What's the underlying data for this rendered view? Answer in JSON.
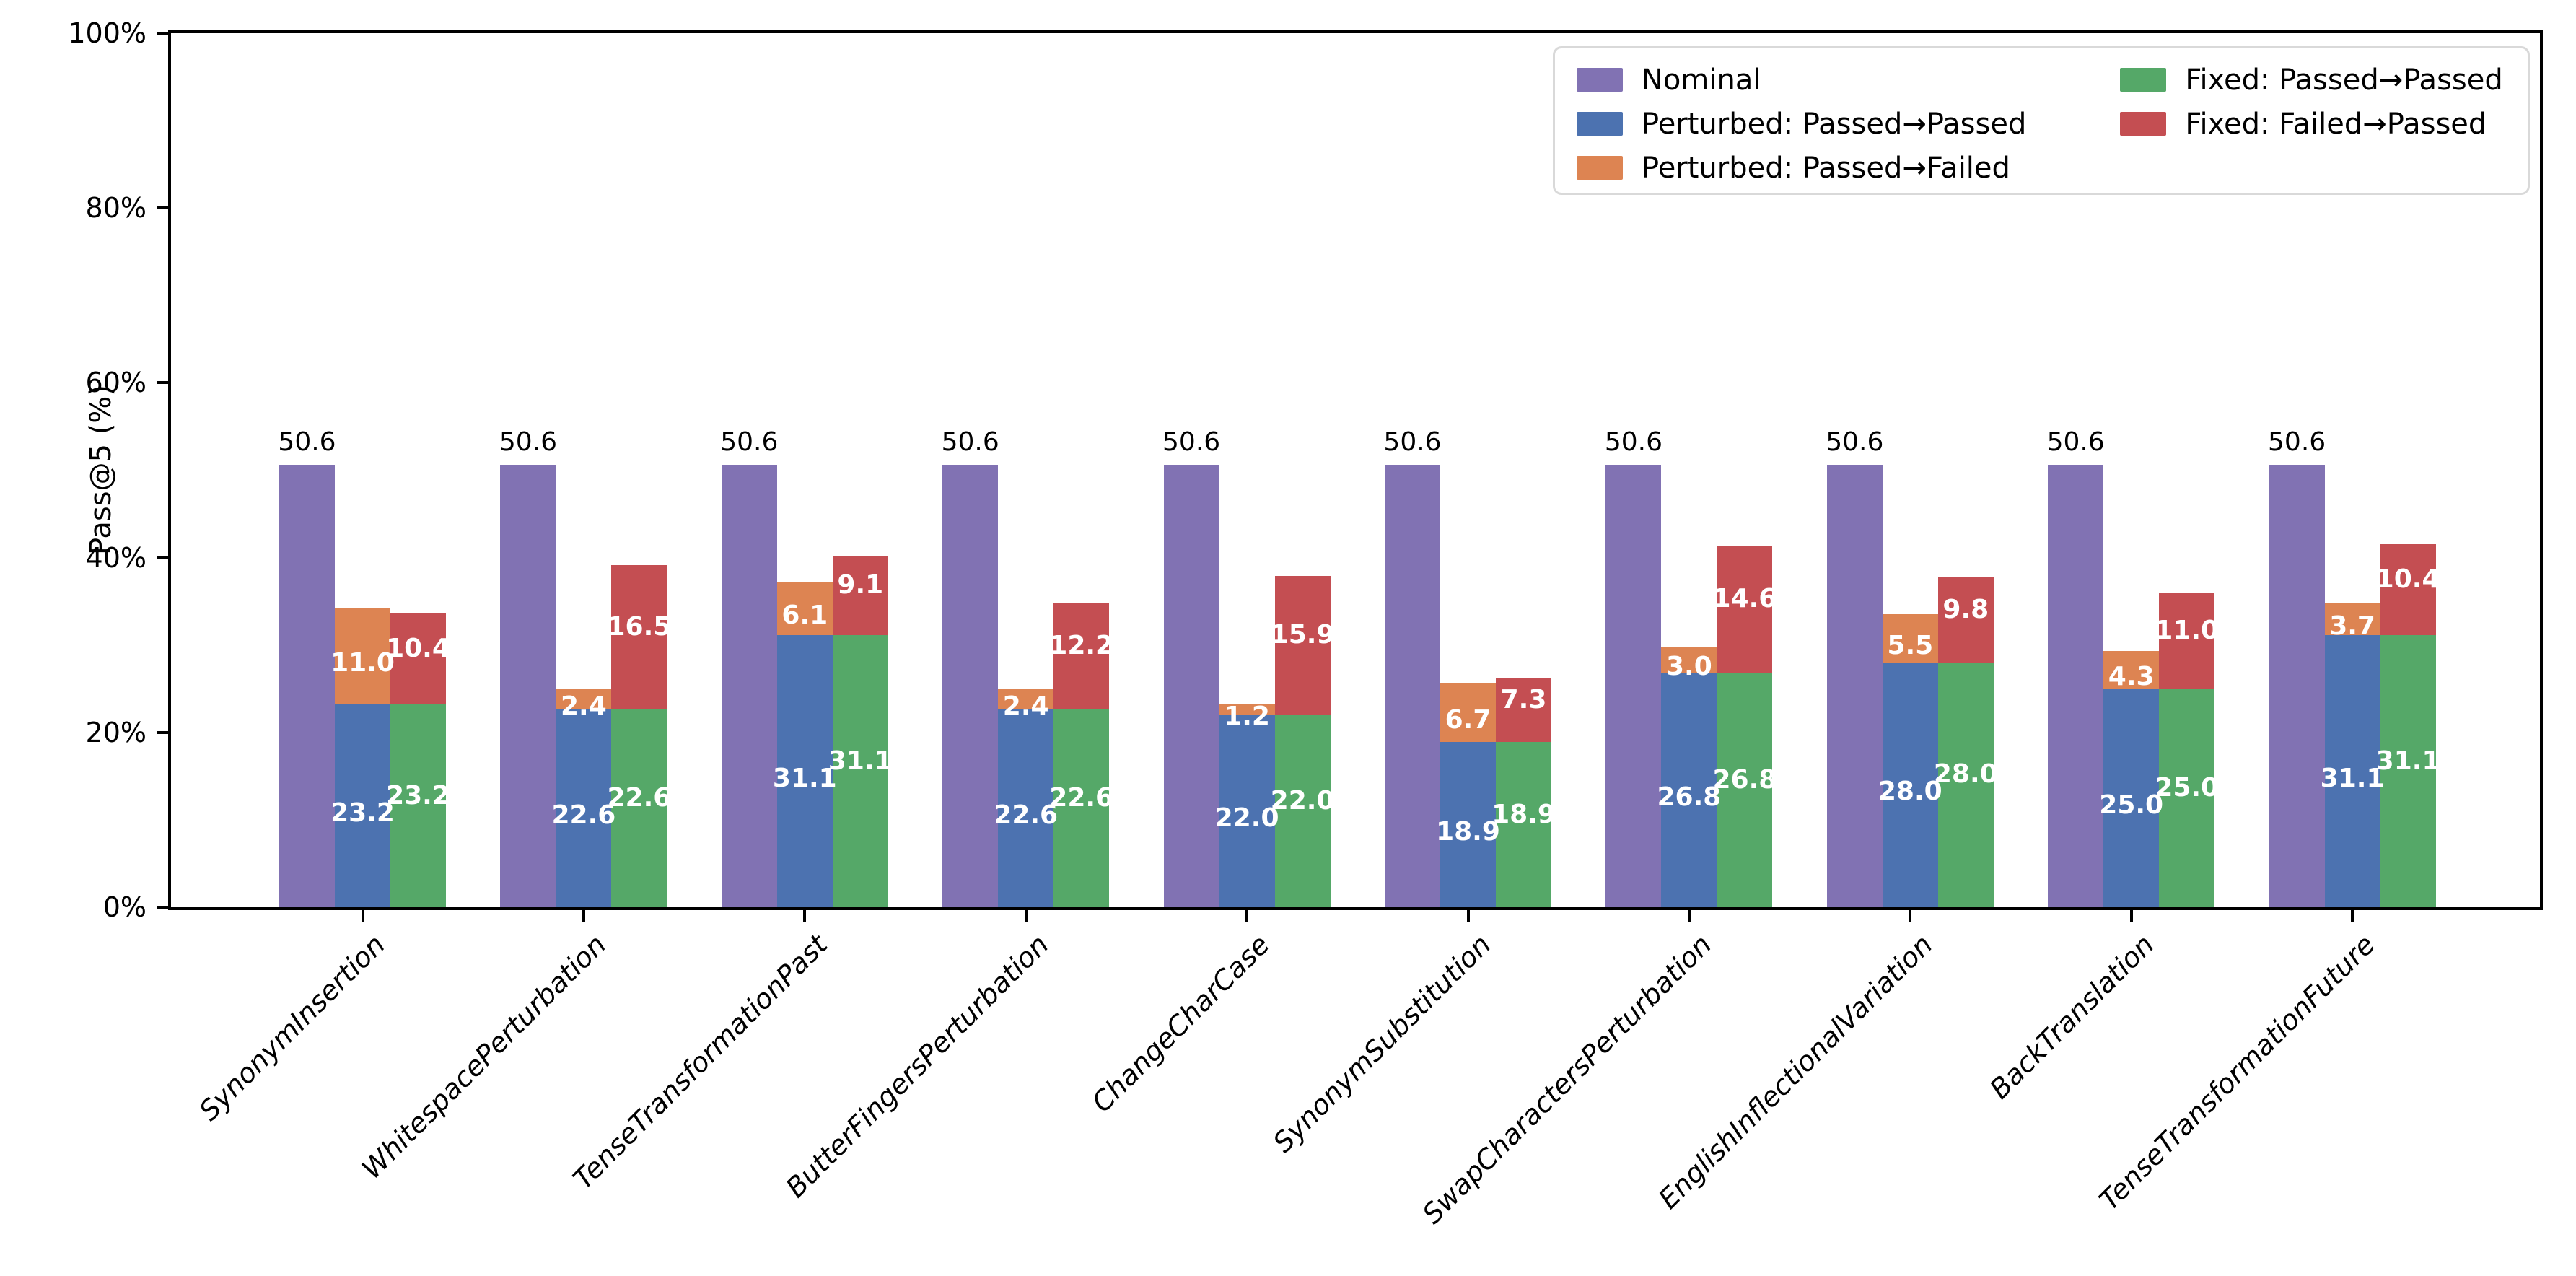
{
  "chart_data": {
    "type": "bar",
    "title": "",
    "ylabel": "Pass@5 (%)",
    "ylim": [
      0,
      100
    ],
    "grid": false,
    "legend_position": "upper right",
    "value_label_decimals": 1,
    "yticks": [
      "0%",
      "20%",
      "40%",
      "60%",
      "80%",
      "100%"
    ],
    "ytick_values": [
      0,
      20,
      40,
      60,
      80,
      100
    ],
    "categories": [
      "SynonymInsertion",
      "WhitespacePerturbation",
      "TenseTransformationPast",
      "ButterFingersPerturbation",
      "ChangeCharCase",
      "SynonymSubstitution",
      "SwapCharactersPerturbation",
      "EnglishInflectionalVariation",
      "BackTranslation",
      "TenseTransformationFuture"
    ],
    "series": [
      {
        "name": "Nominal",
        "color": "#8172b3",
        "stack": "nominal",
        "values": [
          50.6,
          50.6,
          50.6,
          50.6,
          50.6,
          50.6,
          50.6,
          50.6,
          50.6,
          50.6
        ]
      },
      {
        "name": "Perturbed: Passed→Passed",
        "color": "#4c72b0",
        "stack": "perturbed",
        "values": [
          23.2,
          22.6,
          31.1,
          22.6,
          22.0,
          18.9,
          26.8,
          28.0,
          25.0,
          31.1
        ]
      },
      {
        "name": "Perturbed: Passed→Failed",
        "color": "#dd8452",
        "stack": "perturbed",
        "values": [
          11.0,
          2.4,
          6.1,
          2.4,
          1.2,
          6.7,
          3.0,
          5.5,
          4.3,
          3.7
        ]
      },
      {
        "name": "Fixed: Passed→Passed",
        "color": "#55a868",
        "stack": "fixed",
        "values": [
          23.2,
          22.6,
          31.1,
          22.6,
          22.0,
          18.9,
          26.8,
          28.0,
          25.0,
          31.1
        ]
      },
      {
        "name": "Fixed: Failed→Passed",
        "color": "#c44e52",
        "stack": "fixed",
        "values": [
          10.4,
          16.5,
          9.1,
          12.2,
          15.9,
          7.3,
          14.6,
          9.8,
          11.0,
          10.4
        ]
      }
    ]
  }
}
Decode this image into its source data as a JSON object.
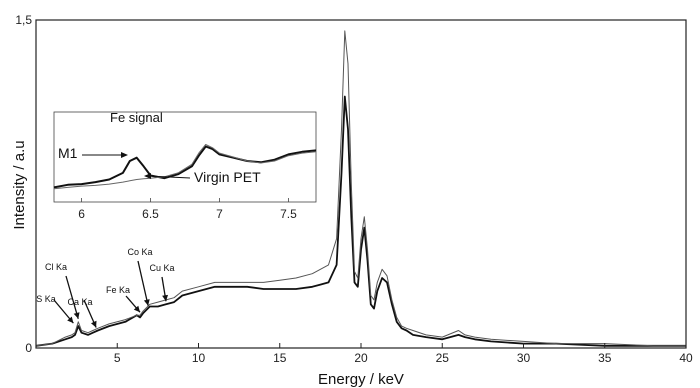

________________________________________

Your objective -
Using the material above, report each line where "name" occurs.

Full answer -
        "name": "Nominal",
        "name": "Perturbed: Passed→Passed",
        "name": "Perturbed: Passed→Failed",
        "name": "Fixed: Passed→Passed",
        "name": "Fixed: Failed→Passed",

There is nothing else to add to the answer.